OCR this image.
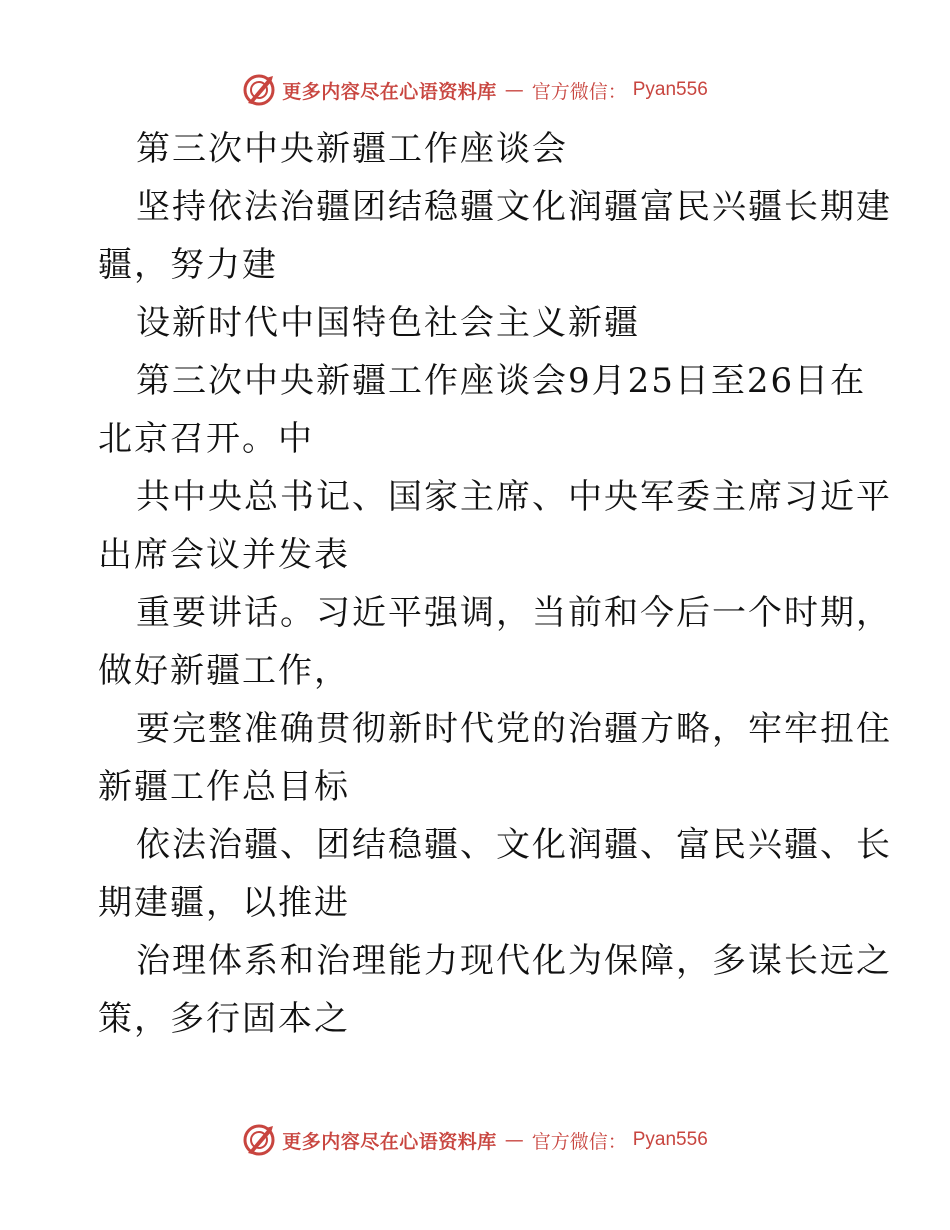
更多内容尽在心语资料库 — 官方微信： Pyan556
第三次中央新疆工作座谈会
坚持依法治疆团结稳疆文化润疆富民兴疆长期建
疆，努力建
设新时代中国特色社会主义新疆
第三次中央新疆工作座谈会9月25日至26日在
北京召开。中
共中央总书记、国家主席、中央军委主席习近平
出席会议并发表
重要讲话。习近平强调，当前和今后一个时期，
做好新疆工作，
要完整准确贯彻新时代党的治疆方略，牢牢扭住
新疆工作总目标
依法治疆、团结稳疆、文化润疆、富民兴疆、长
期建疆，以推进
治理体系和治理能力现代化为保障，多谋长远之
策，多行固本之
更多内容尽在心语资料库 — 官方微信： Pyan556
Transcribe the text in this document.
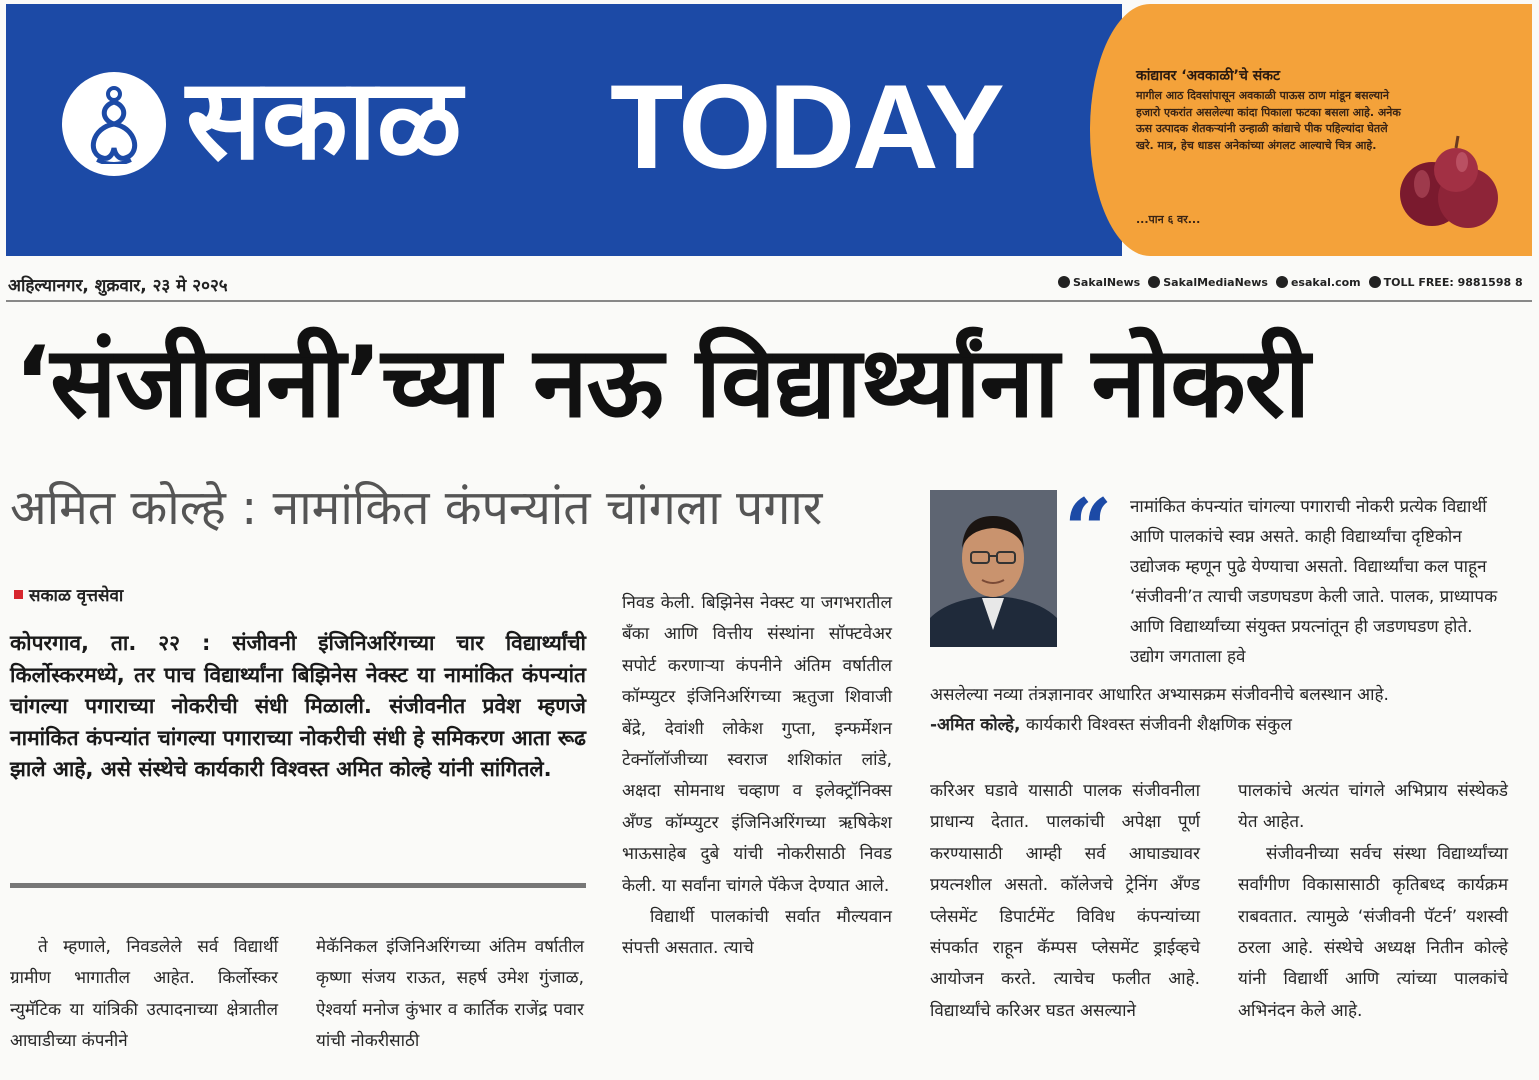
सकाळ TODAY	कांद्यावर ‘अवकाळी’चे संकट
मागील आठ दिवसांपासून अवकाळी पाऊस ठाण मांडून बसल्याने हजारो एकरांत असलेल्या कांदा पिकाला फटका बसला आहे. अनेक ऊस उत्पादक शेतकऱ्यांनी उन्हाळी कांद्याचे पीक पहिल्यांदा घेतले खरे. मात्र, हेच धाडस अनेकांच्या अंगलट आल्याचे चित्र आहे.
...पान ६ वर...
अहिल्यानगर, शुक्रवार, २३ मे २०२५	SakalNews	SakalMediaNews	esakal.com	TOLL FREE: 9881598 8
‘संजीवनी’च्या नऊ विद्यार्थ्यांना नोकरी
अमित कोल्हे : नामांकित कंपन्यांत चांगला पगार
सकाळ वृत्तसेवा
कोपरगाव, ता. २२ : संजीवनी इंजिनिअरिंगच्या चार विद्यार्थ्यांची किर्लोस्करमध्ये, तर पाच विद्यार्थ्यांना बिझिनेस नेक्स्ट या नामांकित कंपन्यांत चांगल्या पगाराच्या नोकरीची संधी मिळाली. संजीवनीत प्रवेश म्हणजे नामांकित कंपन्यांत चांगल्या पगाराच्या नोकरीची संधी हे समिकरण आता रूढ झाले आहे, असे संस्थेचे कार्यकारी विश्‍वस्त अमित कोल्हे यांनी सांगितले.
ते म्हणाले, निवडलेले सर्व विद्यार्थी ग्रामीण भागातील आहेत. किर्लोस्कर न्युमॅटिक या यांत्रिकी उत्पादनाच्या क्षेत्रातील आघाडीच्या कंपनीने
मेकॅनिकल इंजिनिअरिंगच्या अंतिम वर्षातील कृष्णा संजय राऊत, सहर्ष उमेश गुंजाळ, ऐश्वर्या मनोज कुंभार व कार्तिक राजेंद्र पवार यांची नोकरीसाठी
निवड केली. बिझिनेस नेक्स्ट या जगभरातील बँका आणि वित्तीय संस्थांना सॉफ्टवेअर सपोर्ट करणाऱ्या कंपनीने अंतिम वर्षातील कॉम्प्युटर इंजिनिअरिंगच्या ऋतुजा शिवाजी बेंद्रे, देवांशी लोकेश गुप्ता, इन्फर्मेशन टेक्नॉलॉजीच्या स्वराज शशिकांत लांडे, अक्षदा सोमनाथ चव्हाण व इलेक्ट्रॉनिक्स अँण्ड कॉम्प्युटर इंजिनिअरिंगच्या ऋषिकेश भाऊसाहेब दुबे यांची नोकरीसाठी निवड केली. या सर्वांना चांगले पॅकेज देण्यात आले.
विद्यार्थी पालकांची सर्वात मौल्यवान संपत्ती असतात. त्याचे
करिअर घडावे यासाठी पालक संजीवनीला प्राधान्य देतात. पालकांची अपेक्षा पूर्ण करण्यासाठी आम्ही सर्व आघाड्यावर प्रयत्नशील असतो. कॉलेजचे ट्रेनिंग अँण्ड प्लेसमेंट डिपार्टमेंट विविध कंपन्यांच्या संपर्कात राहून कॅम्पस प्लेसमेंट ड्राईव्हचे आयोजन करते. त्याचेच फलीत आहे. विद्यार्थ्यांचे करिअर घडत असल्याने
पालकांचे अत्यंत चांगले अभिप्राय संस्थेकडे येत आहेत.
संजीवनीच्या सर्वच संस्था विद्यार्थ्यांच्या सर्वांगीण विकासासाठी कृतिबध्द कार्यक्रम राबवतात. त्यामुळे ‘संजीवनी पॅटर्न’ यशस्वी ठरला आहे. संस्थेचे अध्यक्ष नितीन कोल्हे यांनी विद्यार्थी आणि त्यांच्या पालकांचे अभिनंदन केले आहे.
“	नामांकित कंपन्यांत चांगल्या पगाराची नोकरी प्रत्येक विद्यार्थी आणि पालकांचे स्वप्न असते. काही विद्यार्थ्यांचा दृष्टिकोन उद्योजक म्हणून पुढे येण्याचा असतो. विद्यार्थ्यांचा कल पाहून ‘संजीवनी’त त्याची जडणघडण केली जाते. पालक, प्राध्यापक आणि विद्यार्थ्यांच्या संयुक्त प्रयत्नांतून ही जडणघडण होते. उद्योग जगताला हवे
असलेल्या नव्या तंत्रज्ञानावर आधारित अभ्यासक्रम संजीवनीचे बलस्थान आहे.
-अमित कोल्हे, कार्यकारी विश्वस्त संजीवनी शैक्षणिक संकुल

▬▬▬▬▬▬

**Written instruction**
Copy the material above in full and exactly, skipping pictures.

**Written response**
OCR this image.
更多内容尽在心语资料库 — 官方微信： Pyan556
第三次中央新疆工作座谈会
坚持依法治疆团结稳疆文化润疆富民兴疆长期建
疆，努力建
设新时代中国特色社会主义新疆
第三次中央新疆工作座谈会9月25日至26日在
北京召开。中
共中央总书记、国家主席、中央军委主席习近平
出席会议并发表
重要讲话。习近平强调，当前和今后一个时期，
做好新疆工作，
要完整准确贯彻新时代党的治疆方略，牢牢扭住
新疆工作总目标
依法治疆、团结稳疆、文化润疆、富民兴疆、长
期建疆，以推进
治理体系和治理能力现代化为保障，多谋长远之
策，多行固本之
更多内容尽在心语资料库 — 官方微信： Pyan556
Transcribe the text in this document.
सकाळ TODAY	कांद्यावर ‘अवकाळी’चे संकट
मागील आठ दिवसांपासून अवकाळी पाऊस ठाण मांडून बसल्याने हजारो एकरांत असलेल्या कांदा पिकाला फटका बसला आहे. अनेक ऊस उत्पादक शेतकऱ्यांनी उन्हाळी कांद्याचे पीक पहिल्यांदा घेतले खरे. मात्र, हेच धाडस अनेकांच्या अंगलट आल्याचे चित्र आहे.
...पान ६ वर...
अहिल्यानगर, शुक्रवार, २३ मे २०२५	SakalNews	SakalMediaNews	esakal.com	TOLL FREE: 9881598 8
‘संजीवनी’च्या नऊ विद्यार्थ्यांना नोकरी
अमित कोल्हे : नामांकित कंपन्यांत चांगला पगार
सकाळ वृत्तसेवा
कोपरगाव, ता. २२ : संजीवनी इंजिनिअरिंगच्या चार विद्यार्थ्यांची किर्लोस्करमध्ये, तर पाच विद्यार्थ्यांना बिझिनेस नेक्स्ट या नामांकित कंपन्यांत चांगल्या पगाराच्या नोकरीची संधी मिळाली. संजीवनीत प्रवेश म्हणजे नामांकित कंपन्यांत चांगल्या पगाराच्या नोकरीची संधी हे समिकरण आता रूढ झाले आहे, असे संस्थेचे कार्यकारी विश्‍वस्त अमित कोल्हे यांनी सांगितले.
ते म्हणाले, निवडलेले सर्व विद्यार्थी ग्रामीण भागातील आहेत. किर्लोस्कर न्युमॅटिक या यांत्रिकी उत्पादनाच्या क्षेत्रातील आघाडीच्या कंपनीने
मेकॅनिकल इंजिनिअरिंगच्या अंतिम वर्षातील कृष्णा संजय राऊत, सहर्ष उमेश गुंजाळ, ऐश्वर्या मनोज कुंभार व कार्तिक राजेंद्र पवार यांची नोकरीसाठी
निवड केली. बिझिनेस नेक्स्ट या जगभरातील बँका आणि वित्तीय संस्थांना सॉफ्टवेअर सपोर्ट करणाऱ्या कंपनीने अंतिम वर्षातील कॉम्प्युटर इंजिनिअरिंगच्या ऋतुजा शिवाजी बेंद्रे, देवांशी लोकेश गुप्ता, इन्फर्मेशन टेक्नॉलॉजीच्या स्वराज शशिकांत लांडे, अक्षदा सोमनाथ चव्हाण व इलेक्ट्रॉनिक्स अँण्ड कॉम्प्युटर इंजिनिअरिंगच्या ऋषिकेश भाऊसाहेब दुबे यांची नोकरीसाठी निवड केली. या सर्वांना चांगले पॅकेज देण्यात आले.
विद्यार्थी पालकांची सर्वात मौल्यवान संपत्ती असतात. त्याचे
करिअर घडावे यासाठी पालक संजीवनीला प्राधान्य देतात. पालकांची अपेक्षा पूर्ण करण्यासाठी आम्ही सर्व आघाड्यावर प्रयत्नशील असतो. कॉलेजचे ट्रेनिंग अँण्ड प्लेसमेंट डिपार्टमेंट विविध कंपन्यांच्या संपर्कात राहून कॅम्पस प्लेसमेंट ड्राईव्हचे आयोजन करते. त्याचेच फलीत आहे. विद्यार्थ्यांचे करिअर घडत असल्याने
पालकांचे अत्यंत चांगले अभिप्राय संस्थेकडे येत आहेत.
संजीवनीच्या सर्वच संस्था विद्यार्थ्यांच्या सर्वांगीण विकासासाठी कृतिबध्द कार्यक्रम राबवतात. त्यामुळे ‘संजीवनी पॅटर्न’ यशस्वी ठरला आहे. संस्थेचे अध्यक्ष नितीन कोल्हे यांनी विद्यार्थी आणि त्यांच्या पालकांचे अभिनंदन केले आहे.
“	नामांकित कंपन्यांत चांगल्या पगाराची नोकरी प्रत्येक विद्यार्थी आणि पालकांचे स्वप्न असते. काही विद्यार्थ्यांचा दृष्टिकोन उद्योजक म्हणून पुढे येण्याचा असतो. विद्यार्थ्यांचा कल पाहून ‘संजीवनी’त त्याची जडणघडण केली जाते. पालक, प्राध्यापक आणि विद्यार्थ्यांच्या संयुक्त प्रयत्नांतून ही जडणघडण होते. उद्योग जगताला हवे
असलेल्या नव्या तंत्रज्ञानावर आधारित अभ्यासक्रम संजीवनीचे बलस्थान आहे.
-अमित कोल्हे, कार्यकारी विश्वस्त संजीवनी शैक्षणिक संकुल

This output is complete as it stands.